Your goal: Summarize the passage on crony capitalism in Maharashtra in two sentences.

-- start Passage --

WRITING in the Economic Times magazine ( October 21-27) Harish Nambiar, a former journalist and now a writer, mentions how crony capitalism continues in Mumbai “even as real estate prices scaled new highs”. “Land” according to Nambiar is “at a premium and Maharashtra’s penchant for protests, made acquisition by the state difficult, unless the paterfamilias of the regime were kept happy and often pleased, at the end of a closed deal.”
 
Nambiar mentions that Nashik, an important hub for both industry and agriculture is now the fiefdom of a former Shiv Sena—now turned—Pawar man and “Navi Mumbai, the twin city built to decongest Mumbai is the family backyard of another former Sena leader-turned Congressman, Ganesh Naik”. And, adds Nambiar: “This groundswell of familial loyalities and filial exchange of favours often undercut the State’s (Maharashtra’s) many far-reaching and pioneering policies and legislations.”  When Arun Gujarati, a former Maharashtra Urban Development Minister of State was asked by a journalist why he, as a Minister, could not rein in the State’s mafia through tight regulations, he is quoted as saying: “Half of all civic bodies in Maharashtra are controlled by contractors, builders or their proxies. This makes enforcing any building code difficult throughout the State.”

-- end Passage --
-- start Record set --

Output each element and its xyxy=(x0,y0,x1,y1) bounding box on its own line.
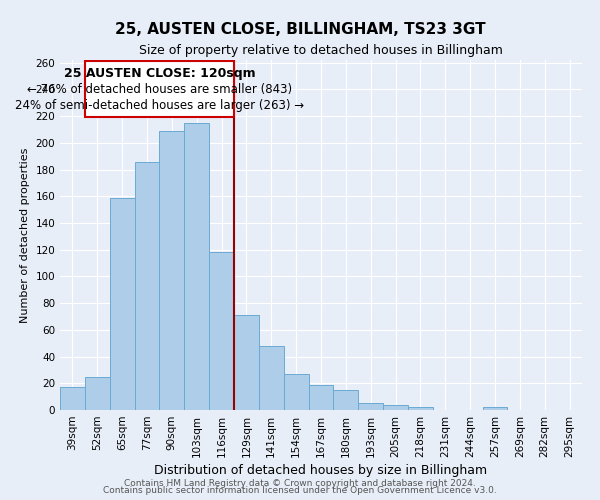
X-axis label: Distribution of detached houses by size in Billingham: Distribution of detached houses by size … xyxy=(154,464,488,477)
Text: 25 AUSTEN CLOSE: 120sqm: 25 AUSTEN CLOSE: 120sqm xyxy=(64,67,255,80)
Text: Contains public sector information licensed under the Open Government Licence v3: Contains public sector information licen… xyxy=(103,486,497,495)
Bar xyxy=(209,252,234,410)
Bar xyxy=(234,315,259,410)
Text: 25, AUSTEN CLOSE, BILLINGHAM, TS23 3GT: 25, AUSTEN CLOSE, BILLINGHAM, TS23 3GT xyxy=(115,22,485,38)
Bar xyxy=(284,374,308,410)
Text: ← 76% of detached houses are smaller (843): ← 76% of detached houses are smaller (84… xyxy=(27,83,292,96)
FancyBboxPatch shape xyxy=(85,62,233,118)
Bar xyxy=(358,404,383,410)
Title: Size of property relative to detached houses in Billingham: Size of property relative to detached ho… xyxy=(139,44,503,58)
Bar xyxy=(160,131,184,410)
Bar xyxy=(85,376,110,410)
Bar xyxy=(110,198,134,410)
Bar xyxy=(259,346,284,410)
Text: 24% of semi-detached houses are larger (263) →: 24% of semi-detached houses are larger (… xyxy=(15,98,304,112)
Y-axis label: Number of detached properties: Number of detached properties xyxy=(20,148,30,322)
Bar xyxy=(334,390,358,410)
Bar xyxy=(184,123,209,410)
Bar xyxy=(60,388,85,410)
Bar xyxy=(134,162,160,410)
Bar xyxy=(308,384,334,410)
Bar xyxy=(408,408,433,410)
Text: Contains HM Land Registry data © Crown copyright and database right 2024.: Contains HM Land Registry data © Crown c… xyxy=(124,478,476,488)
Bar xyxy=(383,404,408,410)
Bar xyxy=(482,408,508,410)
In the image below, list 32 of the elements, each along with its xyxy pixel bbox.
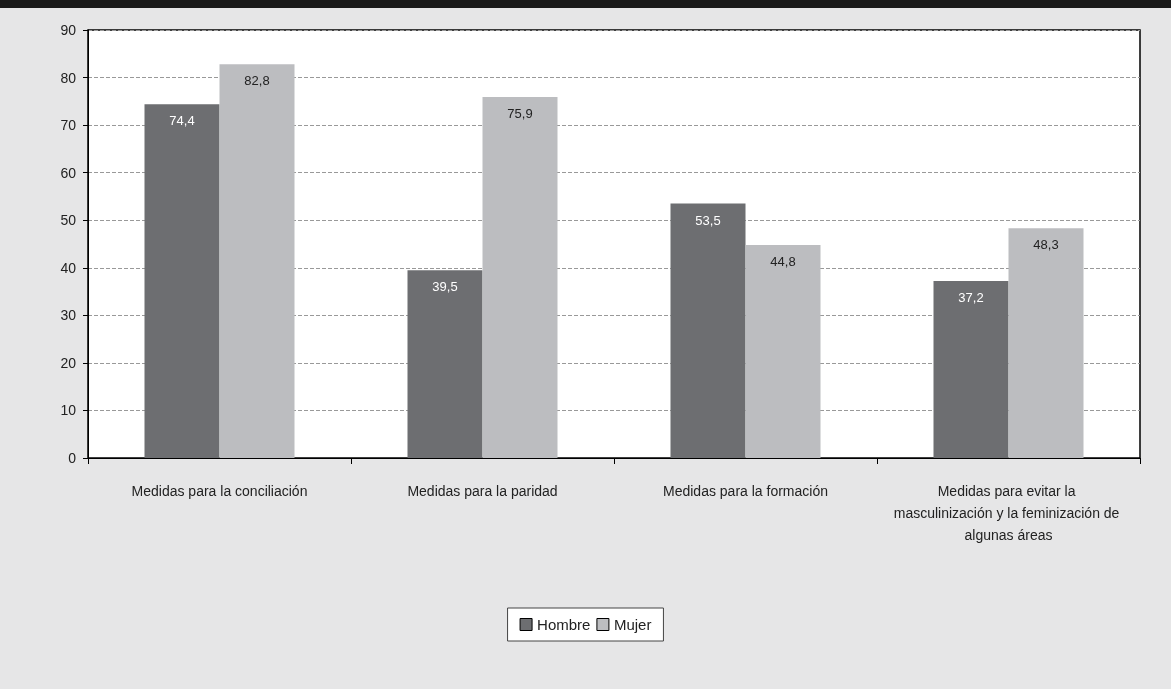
y-tick-label: 40	[60, 259, 77, 276]
legend-label: Mujer	[613, 616, 652, 633]
y-tick-label: 30	[60, 307, 77, 324]
bar	[745, 244, 821, 458]
x-tick-label: Medidas para la formación	[663, 483, 828, 499]
y-tick-label: 50	[60, 212, 77, 229]
bar	[670, 203, 746, 458]
legend-label: Hombre	[537, 616, 591, 633]
data-label: 48,3	[1033, 237, 1059, 253]
data-label: 75,9	[507, 106, 533, 122]
bar	[1008, 228, 1084, 458]
x-tick-label: Medidas para evitar la masculinización y la feminización de algunas áreas	[893, 483, 1124, 543]
data-label: 44,8	[770, 253, 796, 269]
x-tick-label: Medidas para la paridad	[407, 483, 558, 499]
data-label: 39,5	[432, 279, 458, 295]
bar	[482, 97, 558, 458]
bar	[219, 64, 295, 458]
y-tick-label: 70	[60, 117, 77, 134]
y-tick-label: 80	[60, 69, 77, 86]
data-label: 37,2	[958, 290, 984, 306]
data-label: 82,8	[244, 73, 270, 89]
x-tick-label: Medidas para la conciliación	[131, 483, 308, 499]
data-label: 53,5	[695, 212, 721, 228]
y-tick-label: 0	[68, 450, 77, 466]
bar	[407, 270, 483, 458]
y-tick-label: 60	[60, 164, 77, 181]
data-label: 74,4	[169, 113, 195, 129]
y-tick-label: 10	[60, 402, 77, 419]
y-tick-label: 20	[60, 354, 77, 371]
bar	[933, 281, 1009, 458]
bar	[144, 104, 220, 458]
y-tick-label: 90	[60, 22, 77, 38]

-- end Record set --

Reply: In the Economic Times magazine, Harish Nambiar writes that crony capitalism persists in Mumbai as real estate prices rise. He says land acquisition depends on keeping the regime's patriarchs pleased, that places such as Nashik and Navi Mumbai have become the domains of political families whose favors undercut the State's policies, and that former minister Arun Gujarati is quoted as saying contractors, builders or their proxies control half of all civic bodies, which makes building codes difficult to enforce.